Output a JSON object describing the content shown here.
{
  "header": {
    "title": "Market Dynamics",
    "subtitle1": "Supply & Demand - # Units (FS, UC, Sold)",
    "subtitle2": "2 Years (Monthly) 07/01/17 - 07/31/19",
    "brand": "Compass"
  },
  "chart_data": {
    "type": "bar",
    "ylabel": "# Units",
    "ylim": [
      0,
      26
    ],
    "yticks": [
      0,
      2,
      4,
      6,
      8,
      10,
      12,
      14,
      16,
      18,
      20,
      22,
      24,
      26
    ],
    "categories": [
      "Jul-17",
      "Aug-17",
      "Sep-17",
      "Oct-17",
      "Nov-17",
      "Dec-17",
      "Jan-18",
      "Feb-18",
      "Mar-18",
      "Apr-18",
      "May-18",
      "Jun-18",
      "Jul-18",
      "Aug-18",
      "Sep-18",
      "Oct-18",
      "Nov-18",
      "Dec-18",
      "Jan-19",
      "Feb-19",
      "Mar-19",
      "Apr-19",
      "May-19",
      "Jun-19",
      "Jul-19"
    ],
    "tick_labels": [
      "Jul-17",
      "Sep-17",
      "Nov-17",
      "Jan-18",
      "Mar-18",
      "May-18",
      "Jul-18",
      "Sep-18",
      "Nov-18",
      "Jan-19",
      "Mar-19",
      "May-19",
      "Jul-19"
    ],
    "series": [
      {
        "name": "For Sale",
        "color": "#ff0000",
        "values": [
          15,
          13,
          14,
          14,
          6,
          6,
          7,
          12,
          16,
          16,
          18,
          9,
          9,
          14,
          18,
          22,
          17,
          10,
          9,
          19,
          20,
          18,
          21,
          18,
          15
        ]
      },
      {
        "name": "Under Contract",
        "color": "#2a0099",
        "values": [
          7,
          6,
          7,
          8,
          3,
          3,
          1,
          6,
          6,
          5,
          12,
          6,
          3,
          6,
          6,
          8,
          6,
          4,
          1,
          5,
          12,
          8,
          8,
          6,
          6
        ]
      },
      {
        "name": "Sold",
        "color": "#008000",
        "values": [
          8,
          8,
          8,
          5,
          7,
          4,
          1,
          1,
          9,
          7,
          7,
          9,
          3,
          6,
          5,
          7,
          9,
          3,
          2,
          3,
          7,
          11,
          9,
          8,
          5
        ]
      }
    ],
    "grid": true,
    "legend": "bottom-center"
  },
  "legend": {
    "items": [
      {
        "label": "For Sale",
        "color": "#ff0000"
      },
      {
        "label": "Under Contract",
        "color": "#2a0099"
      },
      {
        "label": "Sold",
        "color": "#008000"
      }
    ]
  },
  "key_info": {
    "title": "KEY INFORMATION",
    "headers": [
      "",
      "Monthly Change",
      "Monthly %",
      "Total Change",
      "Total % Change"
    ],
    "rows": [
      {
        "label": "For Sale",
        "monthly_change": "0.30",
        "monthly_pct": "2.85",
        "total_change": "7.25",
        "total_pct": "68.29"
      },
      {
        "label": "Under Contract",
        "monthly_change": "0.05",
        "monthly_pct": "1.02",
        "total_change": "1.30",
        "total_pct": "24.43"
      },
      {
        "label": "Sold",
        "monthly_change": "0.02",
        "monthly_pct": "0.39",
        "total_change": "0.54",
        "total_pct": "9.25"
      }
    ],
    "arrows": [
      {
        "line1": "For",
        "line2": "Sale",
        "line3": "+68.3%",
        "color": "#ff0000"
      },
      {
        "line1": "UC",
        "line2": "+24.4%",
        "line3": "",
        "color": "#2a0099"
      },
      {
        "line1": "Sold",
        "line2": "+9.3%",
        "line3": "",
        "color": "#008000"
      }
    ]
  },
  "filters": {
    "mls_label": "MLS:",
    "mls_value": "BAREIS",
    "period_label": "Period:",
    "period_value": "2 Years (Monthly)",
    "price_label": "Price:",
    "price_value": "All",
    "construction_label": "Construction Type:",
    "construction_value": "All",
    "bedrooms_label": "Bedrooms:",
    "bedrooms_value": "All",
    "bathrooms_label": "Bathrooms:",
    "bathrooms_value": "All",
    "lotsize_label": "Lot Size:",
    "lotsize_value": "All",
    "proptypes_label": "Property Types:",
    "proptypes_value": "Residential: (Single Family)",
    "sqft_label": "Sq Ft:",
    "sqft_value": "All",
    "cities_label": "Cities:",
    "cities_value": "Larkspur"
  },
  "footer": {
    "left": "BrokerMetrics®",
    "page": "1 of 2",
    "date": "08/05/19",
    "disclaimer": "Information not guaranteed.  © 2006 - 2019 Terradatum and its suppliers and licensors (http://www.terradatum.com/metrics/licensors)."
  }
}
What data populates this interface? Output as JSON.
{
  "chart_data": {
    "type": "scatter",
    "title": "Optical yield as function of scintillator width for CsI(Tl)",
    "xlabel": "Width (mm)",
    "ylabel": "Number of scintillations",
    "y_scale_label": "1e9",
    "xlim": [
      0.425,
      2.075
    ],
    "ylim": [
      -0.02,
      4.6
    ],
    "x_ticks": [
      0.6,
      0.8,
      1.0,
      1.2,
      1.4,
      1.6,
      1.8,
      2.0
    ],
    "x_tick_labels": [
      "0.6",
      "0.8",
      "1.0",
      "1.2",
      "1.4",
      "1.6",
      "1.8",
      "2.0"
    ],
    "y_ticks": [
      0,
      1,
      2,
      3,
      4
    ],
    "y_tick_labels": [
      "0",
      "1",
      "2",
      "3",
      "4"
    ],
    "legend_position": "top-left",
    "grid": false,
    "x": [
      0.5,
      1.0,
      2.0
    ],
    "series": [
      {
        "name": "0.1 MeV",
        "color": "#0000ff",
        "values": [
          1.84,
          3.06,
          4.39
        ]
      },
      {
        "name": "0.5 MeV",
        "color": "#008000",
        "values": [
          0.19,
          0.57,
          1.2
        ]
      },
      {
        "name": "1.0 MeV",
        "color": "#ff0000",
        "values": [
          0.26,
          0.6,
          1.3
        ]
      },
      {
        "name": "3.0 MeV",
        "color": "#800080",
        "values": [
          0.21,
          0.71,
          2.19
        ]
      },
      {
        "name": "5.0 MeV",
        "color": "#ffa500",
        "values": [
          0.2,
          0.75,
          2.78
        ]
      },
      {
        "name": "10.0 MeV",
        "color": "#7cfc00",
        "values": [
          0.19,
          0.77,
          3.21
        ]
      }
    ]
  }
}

____

Reproduce the material above without altering a single character.

Output a JSON object describing the content shown here.
{
  "header": {
    "title": "Market Dynamics",
    "subtitle1": "Supply & Demand - # Units (FS, UC, Sold)",
    "subtitle2": "2 Years (Monthly) 07/01/17 - 07/31/19",
    "brand": "Compass"
  },
  "chart_data": {
    "type": "bar",
    "ylabel": "# Units",
    "ylim": [
      0,
      26
    ],
    "yticks": [
      0,
      2,
      4,
      6,
      8,
      10,
      12,
      14,
      16,
      18,
      20,
      22,
      24,
      26
    ],
    "categories": [
      "Jul-17",
      "Aug-17",
      "Sep-17",
      "Oct-17",
      "Nov-17",
      "Dec-17",
      "Jan-18",
      "Feb-18",
      "Mar-18",
      "Apr-18",
      "May-18",
      "Jun-18",
      "Jul-18",
      "Aug-18",
      "Sep-18",
      "Oct-18",
      "Nov-18",
      "Dec-18",
      "Jan-19",
      "Feb-19",
      "Mar-19",
      "Apr-19",
      "May-19",
      "Jun-19",
      "Jul-19"
    ],
    "tick_labels": [
      "Jul-17",
      "Sep-17",
      "Nov-17",
      "Jan-18",
      "Mar-18",
      "May-18",
      "Jul-18",
      "Sep-18",
      "Nov-18",
      "Jan-19",
      "Mar-19",
      "May-19",
      "Jul-19"
    ],
    "series": [
      {
        "name": "For Sale",
        "color": "#ff0000",
        "values": [
          15,
          13,
          14,
          14,
          6,
          6,
          7,
          12,
          16,
          16,
          18,
          9,
          9,
          14,
          18,
          22,
          17,
          10,
          9,
          19,
          20,
          18,
          21,
          18,
          15
        ]
      },
      {
        "name": "Under Contract",
        "color": "#2a0099",
        "values": [
          7,
          6,
          7,
          8,
          3,
          3,
          1,
          6,
          6,
          5,
          12,
          6,
          3,
          6,
          6,
          8,
          6,
          4,
          1,
          5,
          12,
          8,
          8,
          6,
          6
        ]
      },
      {
        "name": "Sold",
        "color": "#008000",
        "values": [
          8,
          8,
          8,
          5,
          7,
          4,
          1,
          1,
          9,
          7,
          7,
          9,
          3,
          6,
          5,
          7,
          9,
          3,
          2,
          3,
          7,
          11,
          9,
          8,
          5
        ]
      }
    ],
    "grid": true,
    "legend": "bottom-center"
  },
  "legend": {
    "items": [
      {
        "label": "For Sale",
        "color": "#ff0000"
      },
      {
        "label": "Under Contract",
        "color": "#2a0099"
      },
      {
        "label": "Sold",
        "color": "#008000"
      }
    ]
  },
  "key_info": {
    "title": "KEY INFORMATION",
    "headers": [
      "",
      "Monthly Change",
      "Monthly %",
      "Total Change",
      "Total % Change"
    ],
    "rows": [
      {
        "label": "For Sale",
        "monthly_change": "0.30",
        "monthly_pct": "2.85",
        "total_change": "7.25",
        "total_pct": "68.29"
      },
      {
        "label": "Under Contract",
        "monthly_change": "0.05",
        "monthly_pct": "1.02",
        "total_change": "1.30",
        "total_pct": "24.43"
      },
      {
        "label": "Sold",
        "monthly_change": "0.02",
        "monthly_pct": "0.39",
        "total_change": "0.54",
        "total_pct": "9.25"
      }
    ],
    "arrows": [
      {
        "line1": "For",
        "line2": "Sale",
        "line3": "+68.3%",
        "color": "#ff0000"
      },
      {
        "line1": "UC",
        "line2": "+24.4%",
        "line3": "",
        "color": "#2a0099"
      },
      {
        "line1": "Sold",
        "line2": "+9.3%",
        "line3": "",
        "color": "#008000"
      }
    ]
  },
  "filters": {
    "mls_label": "MLS:",
    "mls_value": "BAREIS",
    "period_label": "Period:",
    "period_value": "2 Years (Monthly)",
    "price_label": "Price:",
    "price_value": "All",
    "construction_label": "Construction Type:",
    "construction_value": "All",
    "bedrooms_label": "Bedrooms:",
    "bedrooms_value": "All",
    "bathrooms_label": "Bathrooms:",
    "bathrooms_value": "All",
    "lotsize_label": "Lot Size:",
    "lotsize_value": "All",
    "proptypes_label": "Property Types:",
    "proptypes_value": "Residential: (Single Family)",
    "sqft_label": "Sq Ft:",
    "sqft_value": "All",
    "cities_label": "Cities:",
    "cities_value": "Larkspur"
  },
  "footer": {
    "left": "BrokerMetrics®",
    "page": "1 of 2",
    "date": "08/05/19",
    "disclaimer": "Information not guaranteed.  © 2006 - 2019 Terradatum and its suppliers and licensors (http://www.terradatum.com/metrics/licensors)."
  }
}
What data populates this interface? Output as JSON.
{
  "chart_data": {
    "type": "scatter",
    "title": "Optical yield as function of scintillator width for CsI(Tl)",
    "xlabel": "Width (mm)",
    "ylabel": "Number of scintillations",
    "y_scale_label": "1e9",
    "xlim": [
      0.425,
      2.075
    ],
    "ylim": [
      -0.02,
      4.6
    ],
    "x_ticks": [
      0.6,
      0.8,
      1.0,
      1.2,
      1.4,
      1.6,
      1.8,
      2.0
    ],
    "x_tick_labels": [
      "0.6",
      "0.8",
      "1.0",
      "1.2",
      "1.4",
      "1.6",
      "1.8",
      "2.0"
    ],
    "y_ticks": [
      0,
      1,
      2,
      3,
      4
    ],
    "y_tick_labels": [
      "0",
      "1",
      "2",
      "3",
      "4"
    ],
    "legend_position": "top-left",
    "grid": false,
    "x": [
      0.5,
      1.0,
      2.0
    ],
    "series": [
      {
        "name": "0.1 MeV",
        "color": "#0000ff",
        "values": [
          1.84,
          3.06,
          4.39
        ]
      },
      {
        "name": "0.5 MeV",
        "color": "#008000",
        "values": [
          0.19,
          0.57,
          1.2
        ]
      },
      {
        "name": "1.0 MeV",
        "color": "#ff0000",
        "values": [
          0.26,
          0.6,
          1.3
        ]
      },
      {
        "name": "3.0 MeV",
        "color": "#800080",
        "values": [
          0.21,
          0.71,
          2.19
        ]
      },
      {
        "name": "5.0 MeV",
        "color": "#ffa500",
        "values": [
          0.2,
          0.75,
          2.78
        ]
      },
      {
        "name": "10.0 MeV",
        "color": "#7cfc00",
        "values": [
          0.19,
          0.77,
          3.21
        ]
      }
    ]
  }
}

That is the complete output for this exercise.